GIVEN PASSAGE:
Fashion-Mnist-SigLIP2

Fashion-Mnist-SigLIP2 is an image classification vision-language encoder model fine-tuned from google/siglip2-base-patch16-224 for a single-label classification task. It is designed to classify images into Fashion-MNIST categories using the SiglipForImageClassification architecture.

👁 - visual selection.png

SigLIP 2: Multilingual Vision-Language Encoders with Improved Semantic Understanding, Localization, and Dense Features https://arxiv.org/pdf/2502.14786

Classification Report:
 precision recall f1-score support

T-shirt / top 0.8142 0.9147 0.8615 6000
 Trouser 0.9935 0.9870 0.9902 6000
 Pullover 0.8901 0.8610 0.8753 6000
 Dress 0.9098 0.9300 0.9198 6000
 Coat 0.8636 0.8865 0.8749 6000
 Sandal 0.9857 0.9847 0.9852 6000
 Shirt 0.8076 0.6962 0.7478 6000
 Sneaker 0.9663 0.9695 0.9679 6000
 Bag 0.9779 0.9805 0.9792 6000
 Ankle boot 0.9698 0.9700 0.9699 6000

 accuracy 0.9180 60000
 macro avg 0.9179 0.9180 0.9172 60000
 weighted avg 0.9179 0.9180 0.9172 60000

👁 Untitled.png

The model categorizes images into the following 10 classes:

Class 0: "T-shirt / top"
Class 1: "Trouser"
Class 2: "Pullover"
Class 3: "Dress"
Class 4: "Coat"
Class 5: "Sandal"
Class 6: "Shirt"
Class 7: "Sneaker"
Class 8: "Bag"
Class 9: "Ankle boot"

Run with Transformers🤗

!pip install -q transformers torch pillow gradio

import gradio as gr
from transformers import AutoImageProcessor
from transformers import SiglipForImageClassification
from transformers.image_utils import load_image
from PIL import Image
import torch

# Load model and processor
model_name = "prithivMLmods/Fashion-Mnist-SigLIP2"
model = SiglipForImageClassification.from_pretrained(model_name)
processor = AutoImageProcessor.from_pretrained(model_name)

def fashion_mnist_classification(image):
 """Predicts fashion category for an image."""

DATA SHOWN:
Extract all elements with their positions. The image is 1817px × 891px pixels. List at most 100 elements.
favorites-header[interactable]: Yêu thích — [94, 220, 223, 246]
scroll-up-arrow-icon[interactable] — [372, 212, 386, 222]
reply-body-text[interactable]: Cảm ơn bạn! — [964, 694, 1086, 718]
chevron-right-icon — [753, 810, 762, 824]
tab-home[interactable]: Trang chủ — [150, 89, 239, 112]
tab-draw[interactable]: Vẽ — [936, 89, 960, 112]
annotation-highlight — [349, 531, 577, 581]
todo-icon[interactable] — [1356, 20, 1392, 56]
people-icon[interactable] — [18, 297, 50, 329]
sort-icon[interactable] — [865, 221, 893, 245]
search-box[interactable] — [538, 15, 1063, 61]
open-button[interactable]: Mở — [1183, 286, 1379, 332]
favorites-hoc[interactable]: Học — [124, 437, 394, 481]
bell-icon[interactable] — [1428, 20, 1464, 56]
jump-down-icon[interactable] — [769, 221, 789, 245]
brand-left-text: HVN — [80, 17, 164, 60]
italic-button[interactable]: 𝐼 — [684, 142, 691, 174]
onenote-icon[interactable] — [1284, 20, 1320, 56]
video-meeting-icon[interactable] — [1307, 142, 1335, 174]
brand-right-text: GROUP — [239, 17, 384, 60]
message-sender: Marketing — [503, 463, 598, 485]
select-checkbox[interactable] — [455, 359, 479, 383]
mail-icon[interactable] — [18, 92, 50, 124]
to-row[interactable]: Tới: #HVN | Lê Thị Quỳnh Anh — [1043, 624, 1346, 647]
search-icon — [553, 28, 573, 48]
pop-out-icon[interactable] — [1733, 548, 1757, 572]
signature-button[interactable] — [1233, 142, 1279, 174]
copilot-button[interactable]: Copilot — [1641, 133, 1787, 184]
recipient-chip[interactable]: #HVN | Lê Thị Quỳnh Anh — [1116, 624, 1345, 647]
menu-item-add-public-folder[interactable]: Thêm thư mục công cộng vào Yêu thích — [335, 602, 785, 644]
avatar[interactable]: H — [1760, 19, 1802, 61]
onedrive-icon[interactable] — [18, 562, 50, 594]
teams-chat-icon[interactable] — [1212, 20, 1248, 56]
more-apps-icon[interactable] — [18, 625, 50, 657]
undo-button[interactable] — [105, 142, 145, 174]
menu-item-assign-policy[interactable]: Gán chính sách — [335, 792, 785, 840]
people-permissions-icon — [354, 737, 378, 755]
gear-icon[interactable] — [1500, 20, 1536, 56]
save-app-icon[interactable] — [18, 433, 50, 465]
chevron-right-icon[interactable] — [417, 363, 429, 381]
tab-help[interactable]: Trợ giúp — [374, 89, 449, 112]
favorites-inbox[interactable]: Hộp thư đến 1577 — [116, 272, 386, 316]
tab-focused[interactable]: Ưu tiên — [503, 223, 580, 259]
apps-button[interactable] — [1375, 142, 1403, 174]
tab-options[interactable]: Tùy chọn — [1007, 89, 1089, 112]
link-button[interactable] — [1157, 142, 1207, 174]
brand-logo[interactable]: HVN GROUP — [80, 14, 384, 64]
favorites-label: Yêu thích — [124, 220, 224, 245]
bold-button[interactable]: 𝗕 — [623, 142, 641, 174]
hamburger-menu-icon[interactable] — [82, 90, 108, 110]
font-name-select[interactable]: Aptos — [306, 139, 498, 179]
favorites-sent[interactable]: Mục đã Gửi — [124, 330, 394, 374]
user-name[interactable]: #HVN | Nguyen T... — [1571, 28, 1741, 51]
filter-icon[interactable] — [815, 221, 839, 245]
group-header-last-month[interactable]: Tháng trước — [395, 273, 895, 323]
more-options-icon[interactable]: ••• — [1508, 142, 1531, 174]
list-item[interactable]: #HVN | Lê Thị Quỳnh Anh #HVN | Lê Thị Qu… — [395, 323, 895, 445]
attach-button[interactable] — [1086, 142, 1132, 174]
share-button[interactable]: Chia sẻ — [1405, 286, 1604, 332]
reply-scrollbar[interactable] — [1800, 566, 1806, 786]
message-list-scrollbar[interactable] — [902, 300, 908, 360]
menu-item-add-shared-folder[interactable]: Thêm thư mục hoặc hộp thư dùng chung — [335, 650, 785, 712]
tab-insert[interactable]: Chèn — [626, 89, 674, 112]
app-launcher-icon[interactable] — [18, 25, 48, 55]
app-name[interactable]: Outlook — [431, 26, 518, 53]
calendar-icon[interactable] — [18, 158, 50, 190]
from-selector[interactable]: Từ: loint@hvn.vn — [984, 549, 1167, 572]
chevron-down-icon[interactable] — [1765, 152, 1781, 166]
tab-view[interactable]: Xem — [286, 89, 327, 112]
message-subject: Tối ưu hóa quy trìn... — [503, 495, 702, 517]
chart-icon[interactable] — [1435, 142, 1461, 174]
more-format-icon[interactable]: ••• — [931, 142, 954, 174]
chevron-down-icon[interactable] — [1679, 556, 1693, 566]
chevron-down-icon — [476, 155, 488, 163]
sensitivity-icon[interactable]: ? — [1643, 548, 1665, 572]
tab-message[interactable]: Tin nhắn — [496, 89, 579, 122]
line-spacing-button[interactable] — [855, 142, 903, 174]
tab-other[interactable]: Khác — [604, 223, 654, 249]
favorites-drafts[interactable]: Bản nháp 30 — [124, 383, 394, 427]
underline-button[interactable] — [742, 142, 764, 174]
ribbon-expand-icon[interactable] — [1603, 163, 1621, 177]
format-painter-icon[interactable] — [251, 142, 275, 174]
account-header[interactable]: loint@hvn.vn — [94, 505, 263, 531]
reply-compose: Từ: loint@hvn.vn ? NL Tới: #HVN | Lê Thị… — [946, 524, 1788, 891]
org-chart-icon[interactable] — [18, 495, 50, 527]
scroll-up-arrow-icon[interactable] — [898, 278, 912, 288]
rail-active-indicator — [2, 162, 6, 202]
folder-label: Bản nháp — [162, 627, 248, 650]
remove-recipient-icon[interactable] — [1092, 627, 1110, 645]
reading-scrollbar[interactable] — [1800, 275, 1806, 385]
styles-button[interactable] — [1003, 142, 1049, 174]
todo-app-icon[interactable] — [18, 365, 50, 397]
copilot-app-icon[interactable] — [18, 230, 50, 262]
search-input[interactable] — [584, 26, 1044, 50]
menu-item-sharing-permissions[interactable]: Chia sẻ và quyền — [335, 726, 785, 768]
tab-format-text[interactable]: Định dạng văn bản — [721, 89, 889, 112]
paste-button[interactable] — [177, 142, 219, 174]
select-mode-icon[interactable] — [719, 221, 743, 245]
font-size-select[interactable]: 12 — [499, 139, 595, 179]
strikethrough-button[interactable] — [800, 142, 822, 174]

EXERCISES:
(a) Duplicate the part of the model card starting with "import gradio as" and going on through "model = SiglipForImageClassification.from_pretrained(model_name)".
(b) According to the model card, which model was Fashion-Mnist-SigLIP2 fine-tuned from?

RESPONSES BY ITEM NUMBER:
(a)
import gradio as gr
from transformers import AutoImageProcessor
from transformers import SiglipForImageClassification
from transformers.image_utils import load_image
from PIL import Image
import torch

# Load model and processor
model_name = "prithivMLmods/Fashion-Mnist-SigLIP2"
model = SiglipForImageClassification.from_pretrained(model_name)

(b) google/siglip2-base-patch16-224